STATED TASK: Tally how many lines hold the string "accent". Your reply should be that number alone.

RECORDS FOR THIS EXERCISE:

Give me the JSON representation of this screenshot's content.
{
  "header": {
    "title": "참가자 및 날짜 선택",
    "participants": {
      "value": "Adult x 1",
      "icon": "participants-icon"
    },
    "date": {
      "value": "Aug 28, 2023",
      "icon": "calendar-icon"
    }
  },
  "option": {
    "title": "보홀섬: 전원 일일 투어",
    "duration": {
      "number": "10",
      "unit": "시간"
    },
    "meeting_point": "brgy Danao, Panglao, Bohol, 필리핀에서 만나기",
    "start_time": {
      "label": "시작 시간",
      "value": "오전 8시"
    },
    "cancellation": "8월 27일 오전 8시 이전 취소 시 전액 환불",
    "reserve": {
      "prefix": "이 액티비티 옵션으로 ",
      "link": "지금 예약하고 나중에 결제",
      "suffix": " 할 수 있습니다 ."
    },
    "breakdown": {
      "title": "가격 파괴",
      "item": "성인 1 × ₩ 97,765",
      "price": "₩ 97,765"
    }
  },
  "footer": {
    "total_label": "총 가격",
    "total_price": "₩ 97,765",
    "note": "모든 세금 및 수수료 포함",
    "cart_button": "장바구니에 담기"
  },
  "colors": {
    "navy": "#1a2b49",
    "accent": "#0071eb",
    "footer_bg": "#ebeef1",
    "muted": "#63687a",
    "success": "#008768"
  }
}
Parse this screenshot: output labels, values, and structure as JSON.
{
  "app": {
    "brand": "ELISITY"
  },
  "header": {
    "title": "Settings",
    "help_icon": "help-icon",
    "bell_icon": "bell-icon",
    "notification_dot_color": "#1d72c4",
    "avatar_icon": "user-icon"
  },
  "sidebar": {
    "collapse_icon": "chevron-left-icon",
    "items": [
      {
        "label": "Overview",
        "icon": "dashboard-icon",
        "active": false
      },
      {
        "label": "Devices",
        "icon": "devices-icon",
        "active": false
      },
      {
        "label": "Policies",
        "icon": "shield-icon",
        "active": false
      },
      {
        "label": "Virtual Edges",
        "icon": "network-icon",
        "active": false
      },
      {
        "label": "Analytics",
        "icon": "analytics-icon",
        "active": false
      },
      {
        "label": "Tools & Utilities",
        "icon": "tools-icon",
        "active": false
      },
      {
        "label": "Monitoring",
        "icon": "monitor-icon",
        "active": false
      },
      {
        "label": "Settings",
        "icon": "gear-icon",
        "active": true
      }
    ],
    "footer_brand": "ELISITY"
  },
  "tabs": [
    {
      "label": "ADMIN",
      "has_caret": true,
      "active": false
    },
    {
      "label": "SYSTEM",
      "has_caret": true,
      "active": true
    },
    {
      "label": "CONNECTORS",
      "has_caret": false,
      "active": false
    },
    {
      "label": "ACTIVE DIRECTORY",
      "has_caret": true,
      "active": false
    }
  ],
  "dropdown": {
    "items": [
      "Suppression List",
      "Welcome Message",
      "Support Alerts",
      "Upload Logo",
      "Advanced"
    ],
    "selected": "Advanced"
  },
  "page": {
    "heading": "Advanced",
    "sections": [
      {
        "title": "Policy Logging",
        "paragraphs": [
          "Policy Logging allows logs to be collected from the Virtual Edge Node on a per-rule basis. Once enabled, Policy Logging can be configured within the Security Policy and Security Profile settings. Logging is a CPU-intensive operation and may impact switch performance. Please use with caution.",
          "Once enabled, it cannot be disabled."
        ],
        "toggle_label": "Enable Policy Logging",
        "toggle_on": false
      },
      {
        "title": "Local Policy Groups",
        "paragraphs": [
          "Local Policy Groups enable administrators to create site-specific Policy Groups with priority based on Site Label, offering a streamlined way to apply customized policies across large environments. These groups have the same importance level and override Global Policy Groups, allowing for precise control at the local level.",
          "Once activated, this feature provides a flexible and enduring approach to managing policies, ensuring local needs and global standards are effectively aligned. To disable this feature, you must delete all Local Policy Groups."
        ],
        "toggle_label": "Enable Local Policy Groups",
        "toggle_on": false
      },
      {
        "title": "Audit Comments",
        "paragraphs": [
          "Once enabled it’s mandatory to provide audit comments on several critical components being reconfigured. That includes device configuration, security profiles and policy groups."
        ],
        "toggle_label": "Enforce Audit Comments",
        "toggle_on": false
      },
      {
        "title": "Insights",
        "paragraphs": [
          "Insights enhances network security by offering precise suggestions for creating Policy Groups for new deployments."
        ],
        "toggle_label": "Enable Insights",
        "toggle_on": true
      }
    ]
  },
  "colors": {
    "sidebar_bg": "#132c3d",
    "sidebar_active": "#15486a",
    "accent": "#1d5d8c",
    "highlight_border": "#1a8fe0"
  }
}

==

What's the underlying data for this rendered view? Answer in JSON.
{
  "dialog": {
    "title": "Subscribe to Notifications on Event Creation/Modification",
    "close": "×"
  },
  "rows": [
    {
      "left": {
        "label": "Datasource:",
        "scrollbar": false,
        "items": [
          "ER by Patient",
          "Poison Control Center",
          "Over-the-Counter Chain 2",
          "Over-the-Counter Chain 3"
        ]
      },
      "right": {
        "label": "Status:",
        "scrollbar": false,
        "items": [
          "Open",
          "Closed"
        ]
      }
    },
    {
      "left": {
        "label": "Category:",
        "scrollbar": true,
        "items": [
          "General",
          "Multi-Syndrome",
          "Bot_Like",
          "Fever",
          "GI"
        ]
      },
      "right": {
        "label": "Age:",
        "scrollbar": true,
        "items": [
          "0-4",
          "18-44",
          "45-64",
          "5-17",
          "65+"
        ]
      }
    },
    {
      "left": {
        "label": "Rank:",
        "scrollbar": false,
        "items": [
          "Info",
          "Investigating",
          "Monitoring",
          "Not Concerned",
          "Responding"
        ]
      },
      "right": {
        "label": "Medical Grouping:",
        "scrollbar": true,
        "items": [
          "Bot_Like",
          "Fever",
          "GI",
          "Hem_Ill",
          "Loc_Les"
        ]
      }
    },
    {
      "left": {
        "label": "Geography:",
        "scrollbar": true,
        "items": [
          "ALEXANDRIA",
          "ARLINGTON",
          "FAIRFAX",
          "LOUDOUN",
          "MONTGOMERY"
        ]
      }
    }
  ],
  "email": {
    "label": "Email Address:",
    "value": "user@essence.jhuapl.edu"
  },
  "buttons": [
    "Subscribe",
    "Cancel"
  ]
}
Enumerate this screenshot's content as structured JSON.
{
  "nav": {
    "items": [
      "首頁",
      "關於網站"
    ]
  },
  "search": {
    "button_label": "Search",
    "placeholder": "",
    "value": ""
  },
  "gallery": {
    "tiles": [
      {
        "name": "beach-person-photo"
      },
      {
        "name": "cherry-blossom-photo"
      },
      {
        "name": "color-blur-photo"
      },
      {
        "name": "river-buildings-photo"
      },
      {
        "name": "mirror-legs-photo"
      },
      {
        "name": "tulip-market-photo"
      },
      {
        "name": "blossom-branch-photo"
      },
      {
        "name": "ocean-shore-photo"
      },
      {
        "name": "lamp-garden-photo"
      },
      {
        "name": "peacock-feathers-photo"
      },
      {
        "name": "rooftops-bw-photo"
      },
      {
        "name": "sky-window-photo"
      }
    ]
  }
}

---

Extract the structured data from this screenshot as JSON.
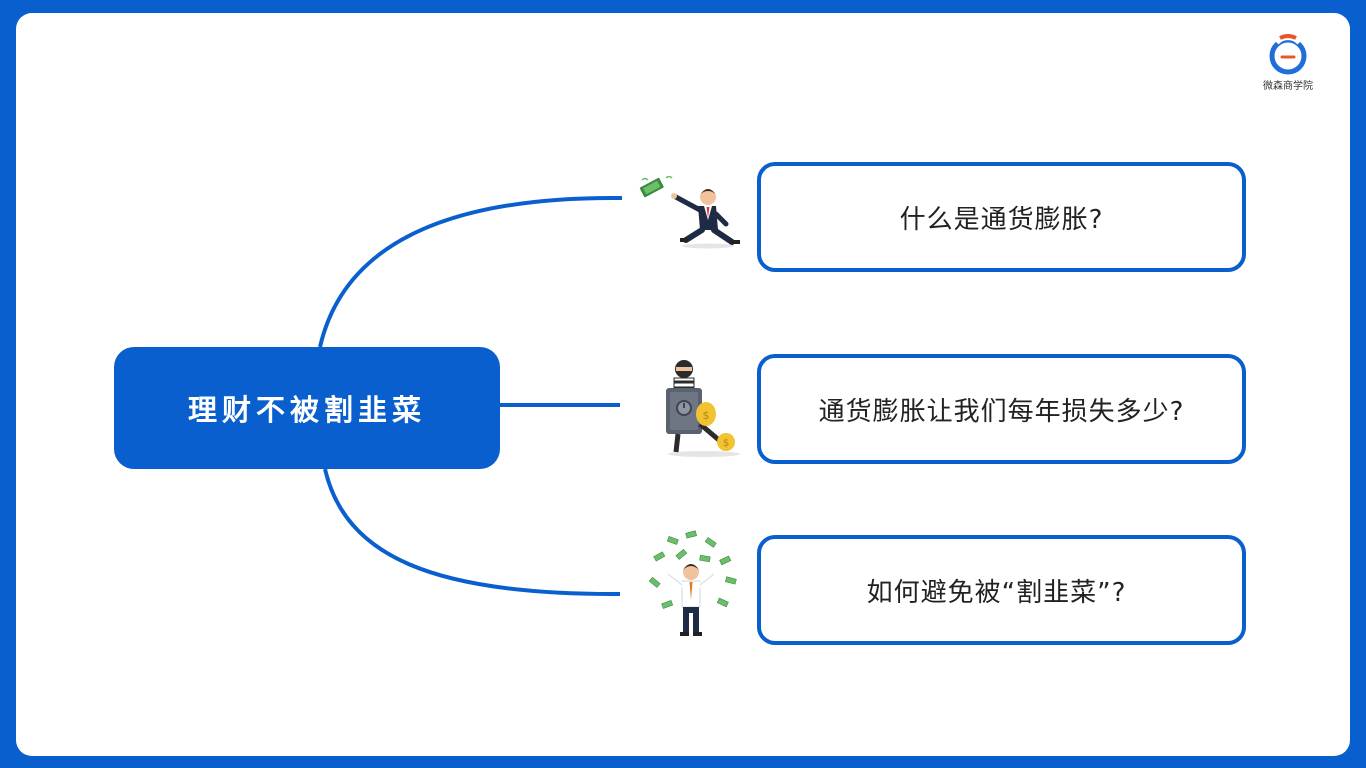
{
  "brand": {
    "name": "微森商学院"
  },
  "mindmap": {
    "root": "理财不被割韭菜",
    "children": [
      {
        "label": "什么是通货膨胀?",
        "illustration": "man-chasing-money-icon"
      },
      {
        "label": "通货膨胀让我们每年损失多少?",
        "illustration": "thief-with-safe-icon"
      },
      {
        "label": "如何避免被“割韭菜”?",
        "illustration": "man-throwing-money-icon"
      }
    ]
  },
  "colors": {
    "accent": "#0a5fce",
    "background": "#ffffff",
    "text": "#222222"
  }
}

CORRECT OUTPUT: 3